# WHAT YOU WILL DO
Retype each entry below exactly as it stands.

# Dataset records
++++++

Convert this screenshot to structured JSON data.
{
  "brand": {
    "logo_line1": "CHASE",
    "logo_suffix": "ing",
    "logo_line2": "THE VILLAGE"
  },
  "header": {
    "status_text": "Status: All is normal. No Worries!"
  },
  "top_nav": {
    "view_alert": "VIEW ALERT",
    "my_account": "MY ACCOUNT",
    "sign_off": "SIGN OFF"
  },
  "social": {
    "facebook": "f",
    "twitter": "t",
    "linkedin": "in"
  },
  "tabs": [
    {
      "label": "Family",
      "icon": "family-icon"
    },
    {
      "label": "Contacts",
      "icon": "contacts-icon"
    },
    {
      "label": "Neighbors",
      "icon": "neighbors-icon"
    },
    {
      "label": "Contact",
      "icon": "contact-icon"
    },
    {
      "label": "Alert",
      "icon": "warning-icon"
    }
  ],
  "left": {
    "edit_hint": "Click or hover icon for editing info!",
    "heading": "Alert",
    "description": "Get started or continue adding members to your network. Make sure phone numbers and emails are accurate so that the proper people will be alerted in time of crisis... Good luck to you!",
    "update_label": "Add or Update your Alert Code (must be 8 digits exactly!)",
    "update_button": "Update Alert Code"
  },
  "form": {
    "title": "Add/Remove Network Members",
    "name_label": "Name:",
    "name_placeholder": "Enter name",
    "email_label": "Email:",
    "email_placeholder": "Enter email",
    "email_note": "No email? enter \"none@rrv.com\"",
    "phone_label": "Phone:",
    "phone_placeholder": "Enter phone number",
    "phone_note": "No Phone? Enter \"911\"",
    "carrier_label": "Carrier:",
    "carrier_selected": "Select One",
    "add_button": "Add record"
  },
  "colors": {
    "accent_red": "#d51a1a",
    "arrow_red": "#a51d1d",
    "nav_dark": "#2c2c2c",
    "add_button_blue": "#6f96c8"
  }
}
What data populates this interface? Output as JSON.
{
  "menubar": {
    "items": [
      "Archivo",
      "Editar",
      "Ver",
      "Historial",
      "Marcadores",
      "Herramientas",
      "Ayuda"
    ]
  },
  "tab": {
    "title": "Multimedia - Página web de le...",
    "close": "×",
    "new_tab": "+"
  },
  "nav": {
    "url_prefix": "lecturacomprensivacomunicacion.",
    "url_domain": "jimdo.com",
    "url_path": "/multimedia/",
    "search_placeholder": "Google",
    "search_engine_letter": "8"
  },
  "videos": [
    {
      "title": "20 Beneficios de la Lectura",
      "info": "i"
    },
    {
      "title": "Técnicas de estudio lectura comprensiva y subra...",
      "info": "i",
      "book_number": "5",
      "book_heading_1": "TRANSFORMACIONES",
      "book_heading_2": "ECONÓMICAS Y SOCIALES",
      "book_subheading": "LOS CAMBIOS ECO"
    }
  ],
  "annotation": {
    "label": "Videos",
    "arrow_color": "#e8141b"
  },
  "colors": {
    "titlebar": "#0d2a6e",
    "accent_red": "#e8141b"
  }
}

++++++

# TASK OUTPUT
Convert this screenshot to structured JSON data.
{
  "brand": {
    "logo_line1": "CHASE",
    "logo_suffix": "ing",
    "logo_line2": "THE VILLAGE"
  },
  "header": {
    "status_text": "Status: All is normal. No Worries!"
  },
  "top_nav": {
    "view_alert": "VIEW ALERT",
    "my_account": "MY ACCOUNT",
    "sign_off": "SIGN OFF"
  },
  "social": {
    "facebook": "f",
    "twitter": "t",
    "linkedin": "in"
  },
  "tabs": [
    {
      "label": "Family",
      "icon": "family-icon"
    },
    {
      "label": "Contacts",
      "icon": "contacts-icon"
    },
    {
      "label": "Neighbors",
      "icon": "neighbors-icon"
    },
    {
      "label": "Contact",
      "icon": "contact-icon"
    },
    {
      "label": "Alert",
      "icon": "warning-icon"
    }
  ],
  "left": {
    "edit_hint": "Click or hover icon for editing info!",
    "heading": "Alert",
    "description": "Get started or continue adding members to your network. Make sure phone numbers and emails are accurate so that the proper people will be alerted in time of crisis... Good luck to you!",
    "update_label": "Add or Update your Alert Code (must be 8 digits exactly!)",
    "update_button": "Update Alert Code"
  },
  "form": {
    "title": "Add/Remove Network Members",
    "name_label": "Name:",
    "name_placeholder": "Enter name",
    "email_label": "Email:",
    "email_placeholder": "Enter email",
    "email_note": "No email? enter \"none@rrv.com\"",
    "phone_label": "Phone:",
    "phone_placeholder": "Enter phone number",
    "phone_note": "No Phone? Enter \"911\"",
    "carrier_label": "Carrier:",
    "carrier_selected": "Select One",
    "add_button": "Add record"
  },
  "colors": {
    "accent_red": "#d51a1a",
    "arrow_red": "#a51d1d",
    "nav_dark": "#2c2c2c",
    "add_button_blue": "#6f96c8"
  }
}
What data populates this interface? Output as JSON.
{
  "menubar": {
    "items": [
      "Archivo",
      "Editar",
      "Ver",
      "Historial",
      "Marcadores",
      "Herramientas",
      "Ayuda"
    ]
  },
  "tab": {
    "title": "Multimedia - Página web de le...",
    "close": "×",
    "new_tab": "+"
  },
  "nav": {
    "url_prefix": "lecturacomprensivacomunicacion.",
    "url_domain": "jimdo.com",
    "url_path": "/multimedia/",
    "search_placeholder": "Google",
    "search_engine_letter": "8"
  },
  "videos": [
    {
      "title": "20 Beneficios de la Lectura",
      "info": "i"
    },
    {
      "title": "Técnicas de estudio lectura comprensiva y subra...",
      "info": "i",
      "book_number": "5",
      "book_heading_1": "TRANSFORMACIONES",
      "book_heading_2": "ECONÓMICAS Y SOCIALES",
      "book_subheading": "LOS CAMBIOS ECO"
    }
  ],
  "annotation": {
    "label": "Videos",
    "arrow_color": "#e8141b"
  },
  "colors": {
    "titlebar": "#0d2a6e",
    "accent_red": "#e8141b"
  }
}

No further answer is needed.